- Task requirements:
Leave out the pictures and return every entry exactly as it appears.

• • • •

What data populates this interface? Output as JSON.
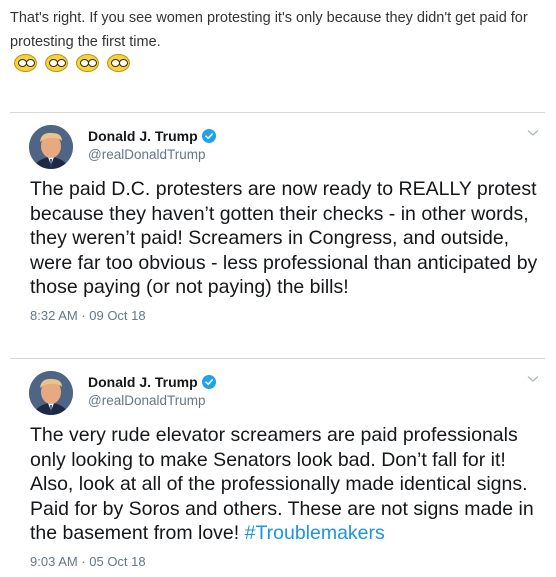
{
  "post": {
    "text": "That's right. If you see women protesting it's only because they didn't get paid for protesting the first time.",
    "emojis": [
      "money-face-emoji",
      "money-face-emoji",
      "money-face-emoji",
      "money-face-emoji"
    ]
  },
  "tweets": [
    {
      "name": "Donald J. Trump",
      "handle": "@realDonaldTrump",
      "body": "The paid D.C. protesters are now ready to REALLY protest because they haven’t gotten their checks - in other words, they weren’t paid! Screamers in Congress, and outside, were far too obvious - less professional than anticipated by those paying (or not paying) the bills!",
      "timestamp": "8:32 AM · 09 Oct 18"
    },
    {
      "name": "Donald J. Trump",
      "handle": "@realDonaldTrump",
      "body": "The very rude elevator screamers are paid professionals only looking to make Senators look bad. Don’t fall for it! Also, look at all of the professionally made identical signs. Paid for by Soros and others. These are not signs made in the basement from love! ",
      "hashtag": "#Troublemakers",
      "timestamp": "9:03 AM · 05 Oct 18"
    }
  ],
  "colors": {
    "verified": "#1da1f2",
    "hashtag": "#1b95e0",
    "secondary_text": "#657786",
    "divider": "#d6d9dc"
  }
}
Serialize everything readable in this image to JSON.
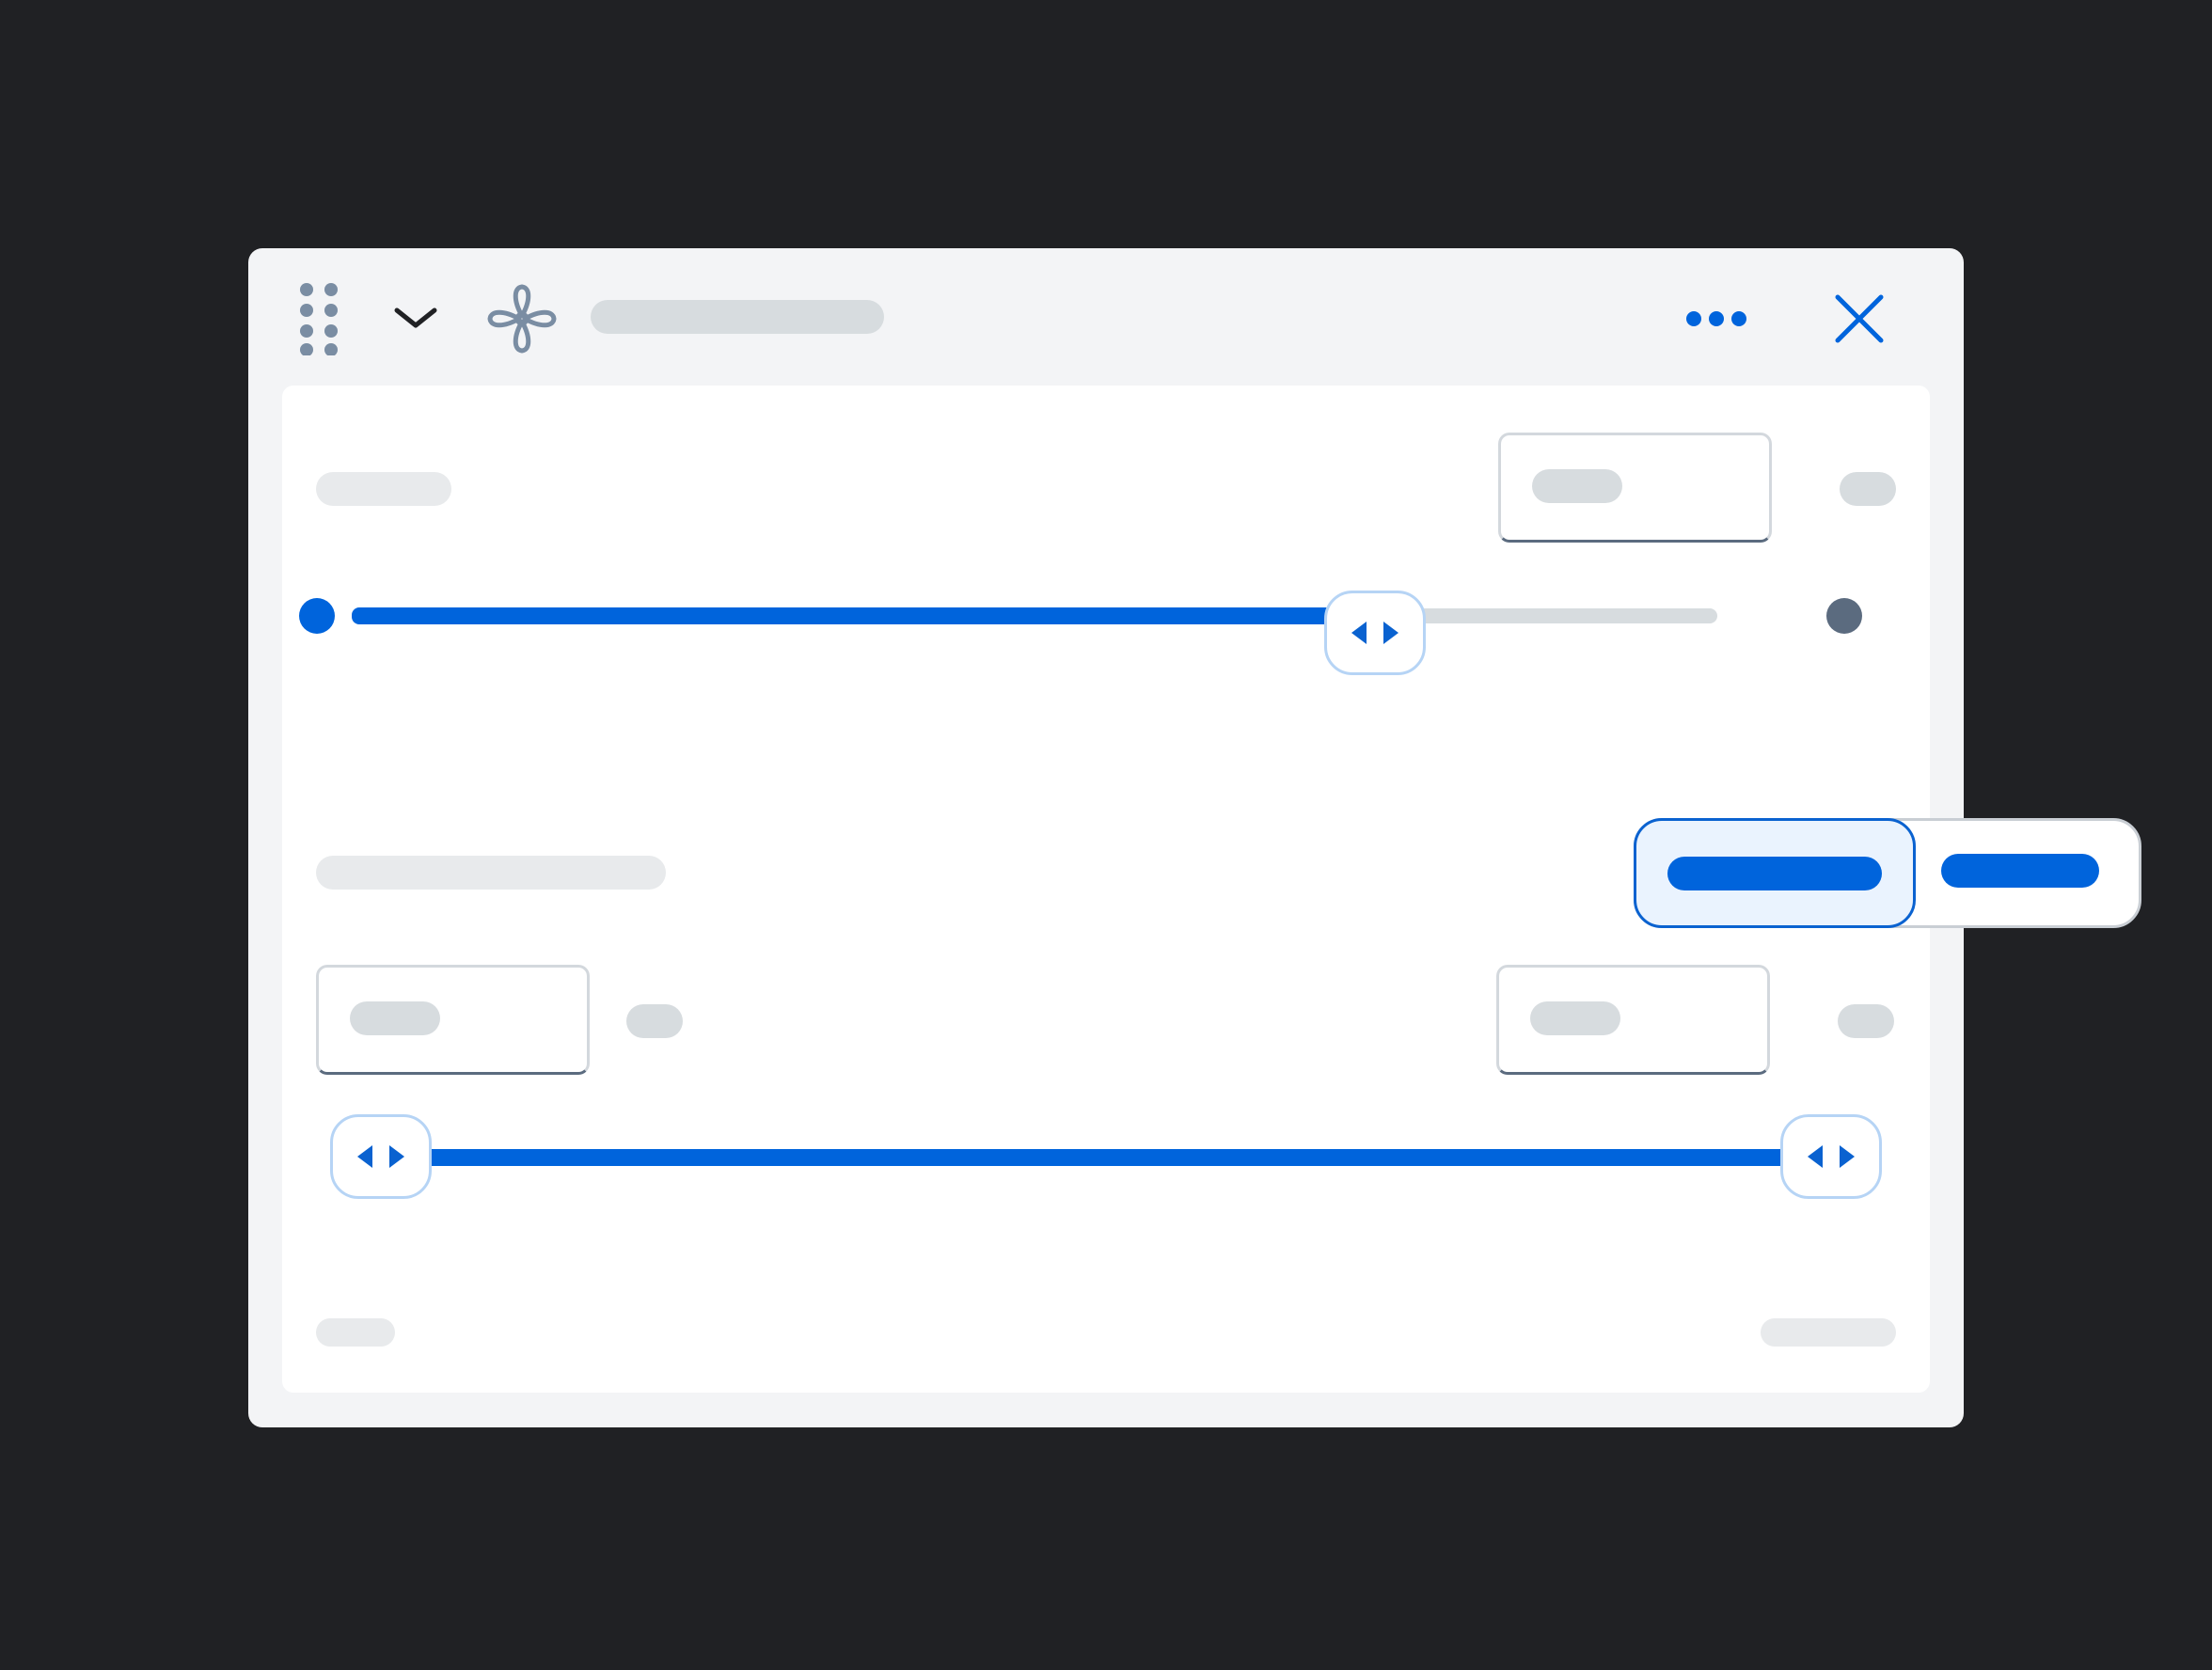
{
  "window": {
    "title": "",
    "icons": {
      "drag_handle": "drag-handle-icon",
      "collapse": "chevron-down-icon",
      "app": "fan-icon",
      "more": "more-horizontal-icon",
      "close": "close-icon"
    }
  },
  "single_slider": {
    "label": "",
    "value_field": "",
    "unit": "",
    "level": 0.73
  },
  "range_section": {
    "label": "",
    "toggle": {
      "options": [
        "",
        ""
      ],
      "selected_index": 0
    },
    "min_field": "",
    "min_unit": "",
    "max_field": "",
    "max_unit": "",
    "range_low": 0.0,
    "range_high": 1.0
  },
  "footer": {
    "left_text": "",
    "right_text": ""
  },
  "colors": {
    "background": "#202124",
    "window": "#f3f4f6",
    "panel": "#ffffff",
    "accent": "#0064dc",
    "accent_light": "#eaf3fe",
    "thumb_border": "#b6d4f5",
    "placeholder": "#d7dcdf",
    "icon_gray": "#7a8da3",
    "end_dot_gray": "#5b6b7f"
  }
}
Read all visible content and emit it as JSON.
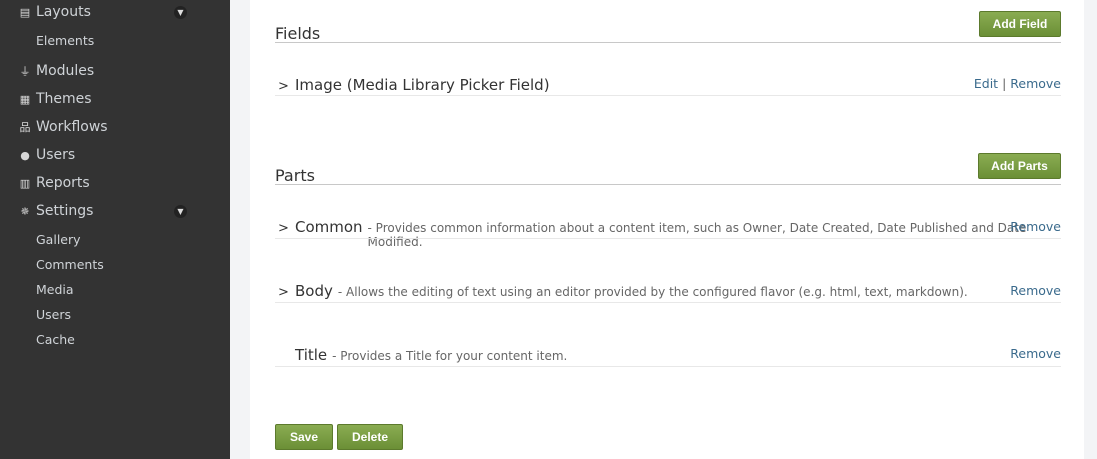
{
  "sidebar": {
    "layouts": {
      "label": "Layouts",
      "icon": "layout-icon"
    },
    "elements": "Elements",
    "modules": {
      "label": "Modules",
      "icon": "plug-icon"
    },
    "themes": {
      "label": "Themes",
      "icon": "theme-icon"
    },
    "workflows": {
      "label": "Workflows",
      "icon": "sitemap-icon"
    },
    "users": {
      "label": "Users",
      "icon": "user-icon"
    },
    "reports": {
      "label": "Reports",
      "icon": "bar-chart-icon"
    },
    "settings": {
      "label": "Settings",
      "icon": "gear-icon"
    },
    "settings_items": [
      "Gallery",
      "Comments",
      "Media",
      "Users",
      "Cache"
    ]
  },
  "fields": {
    "title": "Fields",
    "add_label": "Add Field",
    "items": [
      {
        "name": "Image (Media Library Picker Field)",
        "edit": "Edit",
        "sep": "|",
        "remove": "Remove"
      }
    ]
  },
  "parts": {
    "title": "Parts",
    "add_label": "Add Parts",
    "items": [
      {
        "name": "Common",
        "desc": "- Provides common information about a content item, such as Owner, Date Created, Date Published and Date Modified.",
        "remove": "Remove"
      },
      {
        "name": "Body",
        "desc": "- Allows the editing of text using an editor provided by the configured flavor (e.g. html, text, markdown).",
        "remove": "Remove"
      },
      {
        "name": "Title",
        "desc": "- Provides a Title for your content item.",
        "remove": "Remove"
      }
    ]
  },
  "actions": {
    "save": "Save",
    "delete": "Delete"
  },
  "colors": {
    "sidebar": "#333333",
    "button": "#7a9c45",
    "link": "#3a6a8c"
  }
}
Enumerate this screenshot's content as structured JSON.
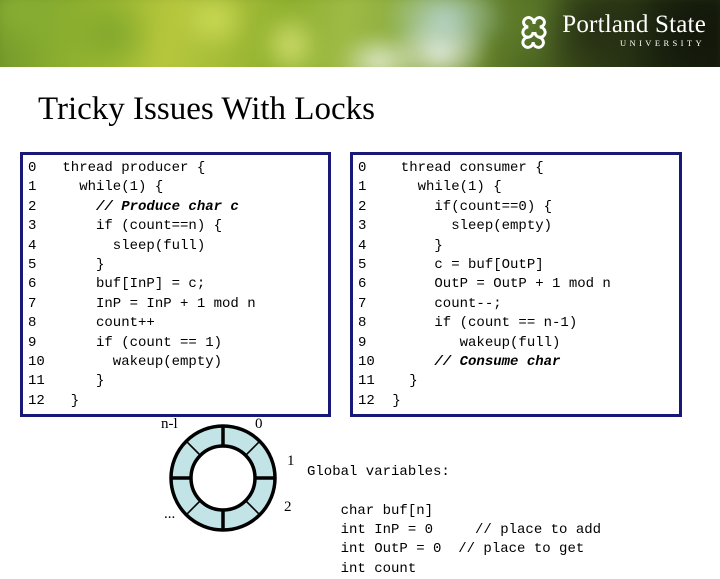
{
  "header": {
    "logo": {
      "mark_icon": "psu-knot-icon",
      "wordmark": "Portland State",
      "subwordmark": "UNIVERSITY"
    }
  },
  "slide": {
    "title": "Tricky Issues With Locks"
  },
  "producer_code": {
    "title": "producer",
    "lines": [
      {
        "n": "0",
        "src": " thread producer {"
      },
      {
        "n": "1",
        "src": "   while(1) {"
      },
      {
        "n": "2",
        "src": "     // Produce char c",
        "comment": true
      },
      {
        "n": "3",
        "src": "     if (count==n) {"
      },
      {
        "n": "4",
        "src": "       sleep(full)"
      },
      {
        "n": "5",
        "src": "     }"
      },
      {
        "n": "6",
        "src": "     buf[InP] = c;"
      },
      {
        "n": "7",
        "src": "     InP = InP + 1 mod n"
      },
      {
        "n": "8",
        "src": "     count++"
      },
      {
        "n": "9",
        "src": "     if (count == 1)"
      },
      {
        "n": "10",
        "src": "       wakeup(empty)"
      },
      {
        "n": "11",
        "src": "     }"
      },
      {
        "n": "12",
        "src": "  }"
      }
    ]
  },
  "consumer_code": {
    "title": "consumer",
    "lines": [
      {
        "n": "0",
        "src": "  thread consumer {"
      },
      {
        "n": "1",
        "src": "    while(1) {"
      },
      {
        "n": "2",
        "src": "      if(count==0) {"
      },
      {
        "n": "3",
        "src": "        sleep(empty)"
      },
      {
        "n": "4",
        "src": "      }"
      },
      {
        "n": "5",
        "src": "      c = buf[OutP]"
      },
      {
        "n": "6",
        "src": "      OutP = OutP + 1 mod n"
      },
      {
        "n": "7",
        "src": "      count--;"
      },
      {
        "n": "8",
        "src": "      if (count == n-1)"
      },
      {
        "n": "9",
        "src": "         wakeup(full)"
      },
      {
        "n": "10",
        "src": "      // Consume char",
        "comment": true
      },
      {
        "n": "11",
        "src": "   }"
      },
      {
        "n": "12",
        "src": " }"
      }
    ]
  },
  "ring": {
    "labels": {
      "n_minus_1": "n-l",
      "zero": "0",
      "one": "1",
      "two": "2",
      "ellipsis": "..."
    },
    "segments": 8,
    "fill_color": "#c2e4e6",
    "stroke_color": "#000000"
  },
  "globals": {
    "heading": "Global variables:",
    "lines": [
      "    char buf[n]",
      "    int InP = 0     // place to add",
      "    int OutP = 0  // place to get",
      "    int count"
    ]
  },
  "colors": {
    "code_border": "#181878",
    "ring_fill": "#c2e4e6",
    "text": "#000000",
    "background": "#ffffff"
  }
}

• • • •

- Written answer:
What data populates this interface? Output as JSON.
{
  "post": {
    "text": "That's right. If you see women protesting it's only because they didn't get paid for protesting the first time.",
    "emojis": [
      "money-face-emoji",
      "money-face-emoji",
      "money-face-emoji",
      "money-face-emoji"
    ]
  },
  "tweets": [
    {
      "name": "Donald J. Trump",
      "handle": "@realDonaldTrump",
      "body": "The paid D.C. protesters are now ready to REALLY protest because they haven’t gotten their checks - in other words, they weren’t paid! Screamers in Congress, and outside, were far too obvious - less professional than anticipated by those paying (or not paying) the bills!",
      "timestamp": "8:32 AM · 09 Oct 18"
    },
    {
      "name": "Donald J. Trump",
      "handle": "@realDonaldTrump",
      "body": "The very rude elevator screamers are paid professionals only looking to make Senators look bad. Don’t fall for it! Also, look at all of the professionally made identical signs. Paid for by Soros and others. These are not signs made in the basement from love! ",
      "hashtag": "#Troublemakers",
      "timestamp": "9:03 AM · 05 Oct 18"
    }
  ],
  "colors": {
    "verified": "#1da1f2",
    "hashtag": "#1b95e0",
    "secondary_text": "#657786",
    "divider": "#d6d9dc"
  }
}
Serialize everything readable in this image to JSON.
{
  "window": {
    "title": "",
    "icons": {
      "drag_handle": "drag-handle-icon",
      "collapse": "chevron-down-icon",
      "app": "fan-icon",
      "more": "more-horizontal-icon",
      "close": "close-icon"
    }
  },
  "single_slider": {
    "label": "",
    "value_field": "",
    "unit": "",
    "level": 0.73
  },
  "range_section": {
    "label": "",
    "toggle": {
      "options": [
        "",
        ""
      ],
      "selected_index": 0
    },
    "min_field": "",
    "min_unit": "",
    "max_field": "",
    "max_unit": "",
    "range_low": 0.0,
    "range_high": 1.0
  },
  "footer": {
    "left_text": "",
    "right_text": ""
  },
  "colors": {
    "background": "#202124",
    "window": "#f3f4f6",
    "panel": "#ffffff",
    "accent": "#0064dc",
    "accent_light": "#eaf3fe",
    "thumb_border": "#b6d4f5",
    "placeholder": "#d7dcdf",
    "icon_gray": "#7a8da3",
    "end_dot_gray": "#5b6b7f"
  }
}
Read all visible content and emit it as JSON.
{
  "sidebar": {
    "layouts": {
      "label": "Layouts",
      "icon": "layout-icon"
    },
    "elements": "Elements",
    "modules": {
      "label": "Modules",
      "icon": "plug-icon"
    },
    "themes": {
      "label": "Themes",
      "icon": "theme-icon"
    },
    "workflows": {
      "label": "Workflows",
      "icon": "sitemap-icon"
    },
    "users": {
      "label": "Users",
      "icon": "user-icon"
    },
    "reports": {
      "label": "Reports",
      "icon": "bar-chart-icon"
    },
    "settings": {
      "label": "Settings",
      "icon": "gear-icon"
    },
    "settings_items": [
      "Gallery",
      "Comments",
      "Media",
      "Users",
      "Cache"
    ]
  },
  "fields": {
    "title": "Fields",
    "add_label": "Add Field",
    "items": [
      {
        "name": "Image (Media Library Picker Field)",
        "edit": "Edit",
        "sep": "|",
        "remove": "Remove"
      }
    ]
  },
  "parts": {
    "title": "Parts",
    "add_label": "Add Parts",
    "items": [
      {
        "name": "Common",
        "desc": "- Provides common information about a content item, such as Owner, Date Created, Date Published and Date Modified.",
        "remove": "Remove"
      },
      {
        "name": "Body",
        "desc": "- Allows the editing of text using an editor provided by the configured flavor (e.g. html, text, markdown).",
        "remove": "Remove"
      },
      {
        "name": "Title",
        "desc": "- Provides a Title for your content item.",
        "remove": "Remove"
      }
    ]
  },
  "actions": {
    "save": "Save",
    "delete": "Delete"
  },
  "colors": {
    "sidebar": "#333333",
    "button": "#7a9c45",
    "link": "#3a6a8c"
  }
}
Enumerate this screenshot's content as structured JSON.
{
  "header": {
    "logo": {
      "mark_icon": "psu-knot-icon",
      "wordmark": "Portland State",
      "subwordmark": "UNIVERSITY"
    }
  },
  "slide": {
    "title": "Tricky Issues With Locks"
  },
  "producer_code": {
    "title": "producer",
    "lines": [
      {
        "n": "0",
        "src": " thread producer {"
      },
      {
        "n": "1",
        "src": "   while(1) {"
      },
      {
        "n": "2",
        "src": "     // Produce char c",
        "comment": true
      },
      {
        "n": "3",
        "src": "     if (count==n) {"
      },
      {
        "n": "4",
        "src": "       sleep(full)"
      },
      {
        "n": "5",
        "src": "     }"
      },
      {
        "n": "6",
        "src": "     buf[InP] = c;"
      },
      {
        "n": "7",
        "src": "     InP = InP + 1 mod n"
      },
      {
        "n": "8",
        "src": "     count++"
      },
      {
        "n": "9",
        "src": "     if (count == 1)"
      },
      {
        "n": "10",
        "src": "       wakeup(empty)"
      },
      {
        "n": "11",
        "src": "     }"
      },
      {
        "n": "12",
        "src": "  }"
      }
    ]
  },
  "consumer_code": {
    "title": "consumer",
    "lines": [
      {
        "n": "0",
        "src": "  thread consumer {"
      },
      {
        "n": "1",
        "src": "    while(1) {"
      },
      {
        "n": "2",
        "src": "      if(count==0) {"
      },
      {
        "n": "3",
        "src": "        sleep(empty)"
      },
      {
        "n": "4",
        "src": "      }"
      },
      {
        "n": "5",
        "src": "      c = buf[OutP]"
      },
      {
        "n": "6",
        "src": "      OutP = OutP + 1 mod n"
      },
      {
        "n": "7",
        "src": "      count--;"
      },
      {
        "n": "8",
        "src": "      if (count == n-1)"
      },
      {
        "n": "9",
        "src": "         wakeup(full)"
      },
      {
        "n": "10",
        "src": "      // Consume char",
        "comment": true
      },
      {
        "n": "11",
        "src": "   }"
      },
      {
        "n": "12",
        "src": " }"
      }
    ]
  },
  "ring": {
    "labels": {
      "n_minus_1": "n-l",
      "zero": "0",
      "one": "1",
      "two": "2",
      "ellipsis": "..."
    },
    "segments": 8,
    "fill_color": "#c2e4e6",
    "stroke_color": "#000000"
  },
  "globals": {
    "heading": "Global variables:",
    "lines": [
      "    char buf[n]",
      "    int InP = 0     // place to add",
      "    int OutP = 0  // place to get",
      "    int count"
    ]
  },
  "colors": {
    "code_border": "#181878",
    "ring_fill": "#c2e4e6",
    "text": "#000000",
    "background": "#ffffff"
  }
}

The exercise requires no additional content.